Text
------
2. If the petitioner [seeking recognition] appeared as a party in a proceeding before an Austrian court, it not only has a legal interest to have standing in the recognition proceeding before the Polish court, but such interest also means that if the grounds set forth in Civil Procedure Code Art. 1146 do not exist, it may obtain recognition of the award as effective in Poland.

3. A ruling denying a petition to set aside an arbitration award, formally speaking, is a merits decision and not only procedural. Such rulings thus, as a rule, are capable of recognition. It should be pointed out, however, that the dispute between the parties on the merits was resolved by the arbitration court, acting on the basis of the intent of the parties as expressed in the arbitration clause. The judgment in a proceeding to set aside an arbitration award is therefore only a resolution with respect to the state’s exercise of oversight of arbitration rulings.

4. A judgment by a domestic court issued in a proceeding upon a petition to set aside an arbitration award must be taken into consideration in a proceeding seeking recognition of a foreign arbitration award only when permitted by the provisions governing such proceeding. As grounds for denial of recognition, the Civil Procedure Code and the New York Convention provide only for the court in the country deciding on recognition of a foreign arbitration award to consider, upon motion of a party, a judgment setting aside the arbitration award.

5. Given the specific nature of an arbitration award, which is issued based on the intent of the parties, and the function performed by a foreign court that denies a petition to set aside an arbitration award, there is no legal basis for recognition of such judgment by the foreign court, which essentially involves only oversight and not the merits. The connection between such judgment by a foreign court and the arbitration award, and thus the not entirely independent nature of the judgment, is primarily a barrier to treating the judgment as a ruling that may be recognized in Poland under Civil Procedure Code Art. 1145 §1.
------
Set problem 1
Repeat word for word the part of the arbitration-award text that starts with "2. If the petitioner" and goes on through "effective in Poland.".
Set problem 2
In the arbitration-award text above, which two sources are named as setting out the grounds for denying recognition of a foreign arbitration award?

Given information
------
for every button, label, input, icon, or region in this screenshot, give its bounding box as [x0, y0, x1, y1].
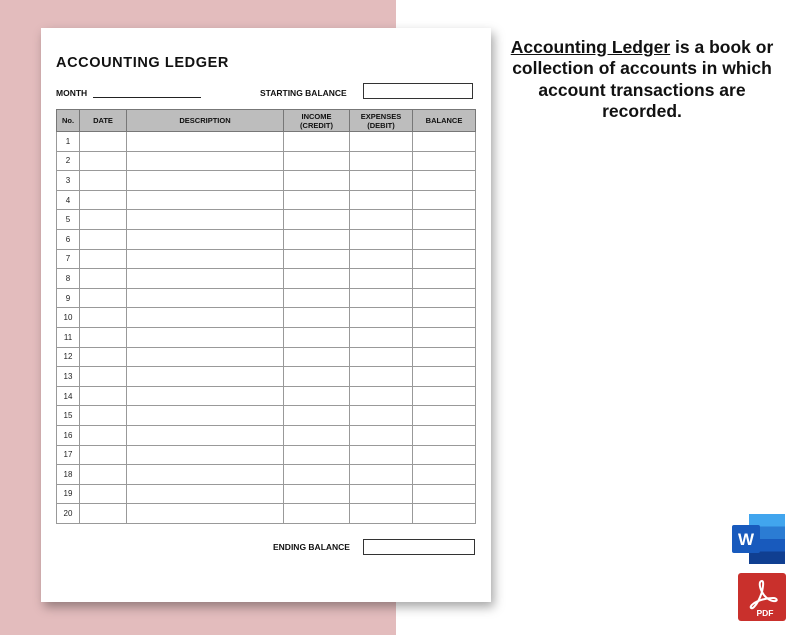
------
Output 1
2. If the petitioner [seeking recognition] appeared as a party in a proceeding before an Austrian court, it not only has a legal interest to have standing in the recognition proceeding before the Polish court, but such interest also means that if the grounds set forth in Civil Procedure Code Art. 1146 do not exist, it may obtain recognition of the award as effective in Poland.

Output 2
The Civil Procedure Code and the New York Convention.